#### [対象の文章]
エンジニアに立ちはだかる“勘と経験と度胸”(KKD)の壁

2003/11/21

 ITサービスマネジメントの国際規格「ITIL」(ITインフラストラクチャ・ライブラリ)を推進するitSMF Japan 副理事長 西野弘氏は、コンピュータ・アソシエイツが主催したイベント「サービス・マネジメント・フォーラム 2003」で講演し、ITILの効果について「ITエンジニアをKKD(勘と経験と度胸)から脱却させる」と説明した。

itSMF Japan 副理事長 西野弘氏

 ITILはITサービスの運用・保守のベストプラクティスの集合体。「ITサービスの計画、開発、提供、維持において継続的な改善をなし得る」内容だ。ほかのベストプラクティス集と異なるのは、その具体性。ITサービスにおけるさまざまな問題や、質の改善策について「何をすべきか具体的に書かれている」(西野氏)という。

 企業システム全体で、ITの運用・保守にかかるコストは全体の70〜80%を占めるといわれる。しかし、その運用・保守が効率的、低コストで行われているとはいえない、というのが西野氏の意見。明確な判断基準がなく、KKDで突き進むことが多い。例えトラブルが起きてプロジェクトが失敗しても、発注者と受注者、スタッフ間で責任のなすりつけ合いになる。

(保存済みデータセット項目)
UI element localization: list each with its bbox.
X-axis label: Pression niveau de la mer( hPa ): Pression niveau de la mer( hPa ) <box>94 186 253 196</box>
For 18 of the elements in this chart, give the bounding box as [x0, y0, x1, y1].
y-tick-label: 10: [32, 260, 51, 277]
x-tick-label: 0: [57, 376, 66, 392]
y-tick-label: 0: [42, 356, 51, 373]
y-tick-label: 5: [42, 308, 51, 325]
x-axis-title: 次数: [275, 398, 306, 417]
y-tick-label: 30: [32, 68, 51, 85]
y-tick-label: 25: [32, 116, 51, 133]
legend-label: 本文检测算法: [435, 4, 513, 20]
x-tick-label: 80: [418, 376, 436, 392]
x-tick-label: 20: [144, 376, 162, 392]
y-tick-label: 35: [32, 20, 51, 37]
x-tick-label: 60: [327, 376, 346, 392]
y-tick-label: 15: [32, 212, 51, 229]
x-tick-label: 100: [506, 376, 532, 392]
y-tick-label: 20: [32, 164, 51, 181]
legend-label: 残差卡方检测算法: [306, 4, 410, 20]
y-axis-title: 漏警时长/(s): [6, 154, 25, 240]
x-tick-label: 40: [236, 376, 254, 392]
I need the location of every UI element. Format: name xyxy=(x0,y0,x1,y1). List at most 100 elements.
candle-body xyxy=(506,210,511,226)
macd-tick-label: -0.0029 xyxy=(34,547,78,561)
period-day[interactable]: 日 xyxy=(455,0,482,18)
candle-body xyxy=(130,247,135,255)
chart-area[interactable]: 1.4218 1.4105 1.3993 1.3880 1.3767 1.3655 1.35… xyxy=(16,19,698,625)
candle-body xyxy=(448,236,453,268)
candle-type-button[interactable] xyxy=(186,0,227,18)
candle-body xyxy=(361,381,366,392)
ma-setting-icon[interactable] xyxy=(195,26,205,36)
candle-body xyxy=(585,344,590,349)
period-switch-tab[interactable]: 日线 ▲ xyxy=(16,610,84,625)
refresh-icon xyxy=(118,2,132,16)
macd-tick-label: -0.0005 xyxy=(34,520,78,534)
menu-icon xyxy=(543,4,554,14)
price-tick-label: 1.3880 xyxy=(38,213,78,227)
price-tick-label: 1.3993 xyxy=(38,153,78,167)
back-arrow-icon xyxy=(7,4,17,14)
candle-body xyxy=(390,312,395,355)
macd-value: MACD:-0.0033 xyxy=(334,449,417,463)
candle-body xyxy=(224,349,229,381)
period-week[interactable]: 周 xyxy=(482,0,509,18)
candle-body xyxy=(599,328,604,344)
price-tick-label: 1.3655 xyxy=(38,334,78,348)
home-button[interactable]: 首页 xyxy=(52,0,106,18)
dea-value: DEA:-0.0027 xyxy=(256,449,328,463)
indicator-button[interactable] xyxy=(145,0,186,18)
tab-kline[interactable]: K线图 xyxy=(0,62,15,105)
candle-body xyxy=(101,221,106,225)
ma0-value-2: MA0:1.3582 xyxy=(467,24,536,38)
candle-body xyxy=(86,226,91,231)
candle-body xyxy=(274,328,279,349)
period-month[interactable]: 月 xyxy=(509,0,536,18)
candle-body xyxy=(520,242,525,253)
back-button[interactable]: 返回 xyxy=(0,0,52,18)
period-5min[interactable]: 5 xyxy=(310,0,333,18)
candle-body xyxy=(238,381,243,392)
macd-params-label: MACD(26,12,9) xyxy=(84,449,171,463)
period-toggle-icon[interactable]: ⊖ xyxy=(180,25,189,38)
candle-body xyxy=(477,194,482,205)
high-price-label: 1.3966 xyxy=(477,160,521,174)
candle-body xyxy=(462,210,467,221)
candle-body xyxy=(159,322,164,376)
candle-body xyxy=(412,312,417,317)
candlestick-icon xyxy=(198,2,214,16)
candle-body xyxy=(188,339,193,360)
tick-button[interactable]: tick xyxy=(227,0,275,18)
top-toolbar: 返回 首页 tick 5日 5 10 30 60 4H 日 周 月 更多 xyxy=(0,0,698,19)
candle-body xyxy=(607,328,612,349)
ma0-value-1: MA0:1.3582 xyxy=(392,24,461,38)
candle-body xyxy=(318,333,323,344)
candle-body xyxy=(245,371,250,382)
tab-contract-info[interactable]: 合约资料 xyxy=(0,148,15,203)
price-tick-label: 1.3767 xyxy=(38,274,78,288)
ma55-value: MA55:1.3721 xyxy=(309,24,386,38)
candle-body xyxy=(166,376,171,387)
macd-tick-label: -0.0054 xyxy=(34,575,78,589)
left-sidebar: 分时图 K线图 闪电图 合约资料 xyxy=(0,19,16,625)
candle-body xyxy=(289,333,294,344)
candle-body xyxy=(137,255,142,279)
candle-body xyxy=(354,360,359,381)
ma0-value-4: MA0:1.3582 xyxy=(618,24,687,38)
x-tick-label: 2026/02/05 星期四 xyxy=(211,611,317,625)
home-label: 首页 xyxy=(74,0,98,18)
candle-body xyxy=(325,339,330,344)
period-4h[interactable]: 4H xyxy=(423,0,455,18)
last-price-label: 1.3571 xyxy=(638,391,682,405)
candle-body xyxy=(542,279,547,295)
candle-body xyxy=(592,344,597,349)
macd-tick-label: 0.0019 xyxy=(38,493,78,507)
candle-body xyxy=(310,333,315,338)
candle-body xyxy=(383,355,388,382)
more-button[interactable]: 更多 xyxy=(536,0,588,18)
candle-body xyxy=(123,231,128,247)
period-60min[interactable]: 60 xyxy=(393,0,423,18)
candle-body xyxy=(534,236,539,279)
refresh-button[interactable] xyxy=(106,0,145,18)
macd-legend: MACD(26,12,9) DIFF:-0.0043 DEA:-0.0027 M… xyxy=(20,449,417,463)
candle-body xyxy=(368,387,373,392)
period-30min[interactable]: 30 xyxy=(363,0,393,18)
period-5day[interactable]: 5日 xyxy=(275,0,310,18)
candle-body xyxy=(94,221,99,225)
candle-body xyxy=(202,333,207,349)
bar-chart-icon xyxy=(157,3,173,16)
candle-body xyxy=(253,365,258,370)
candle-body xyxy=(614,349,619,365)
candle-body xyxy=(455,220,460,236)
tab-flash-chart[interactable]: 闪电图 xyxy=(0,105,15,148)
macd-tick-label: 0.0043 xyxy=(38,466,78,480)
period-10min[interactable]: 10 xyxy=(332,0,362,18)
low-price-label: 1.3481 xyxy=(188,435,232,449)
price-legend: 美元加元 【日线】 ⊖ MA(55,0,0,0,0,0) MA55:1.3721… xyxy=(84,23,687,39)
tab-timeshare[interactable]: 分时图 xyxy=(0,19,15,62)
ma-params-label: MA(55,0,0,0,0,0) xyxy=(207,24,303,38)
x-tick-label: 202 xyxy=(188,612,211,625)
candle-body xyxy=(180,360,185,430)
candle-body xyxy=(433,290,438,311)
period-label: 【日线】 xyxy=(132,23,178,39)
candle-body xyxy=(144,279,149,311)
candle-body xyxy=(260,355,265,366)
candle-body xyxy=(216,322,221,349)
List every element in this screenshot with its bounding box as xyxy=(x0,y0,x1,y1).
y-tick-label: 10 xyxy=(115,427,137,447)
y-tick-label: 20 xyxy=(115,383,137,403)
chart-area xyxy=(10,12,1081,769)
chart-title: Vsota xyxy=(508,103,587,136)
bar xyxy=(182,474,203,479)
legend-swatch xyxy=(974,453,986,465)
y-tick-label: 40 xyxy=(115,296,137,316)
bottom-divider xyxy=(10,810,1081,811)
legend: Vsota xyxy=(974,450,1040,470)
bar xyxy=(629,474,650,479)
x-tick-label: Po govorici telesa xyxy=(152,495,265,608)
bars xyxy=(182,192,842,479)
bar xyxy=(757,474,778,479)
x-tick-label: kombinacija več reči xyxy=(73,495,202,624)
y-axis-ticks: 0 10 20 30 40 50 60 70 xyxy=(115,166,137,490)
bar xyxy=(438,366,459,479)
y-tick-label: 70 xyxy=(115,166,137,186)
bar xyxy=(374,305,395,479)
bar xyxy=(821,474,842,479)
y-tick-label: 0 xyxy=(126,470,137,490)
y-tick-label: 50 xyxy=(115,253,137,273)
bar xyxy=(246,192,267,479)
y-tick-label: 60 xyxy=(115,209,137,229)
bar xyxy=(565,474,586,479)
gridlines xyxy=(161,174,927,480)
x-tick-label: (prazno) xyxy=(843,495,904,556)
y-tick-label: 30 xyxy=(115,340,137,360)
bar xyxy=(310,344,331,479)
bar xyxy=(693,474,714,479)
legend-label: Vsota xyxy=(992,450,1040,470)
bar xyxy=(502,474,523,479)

#### [課題内容]
対象の文章によると、企業システム全体でITの運用・保守にかかるコストは全体の何%を占めるといわれていますか？

#### [この課題の解答]
70〜80%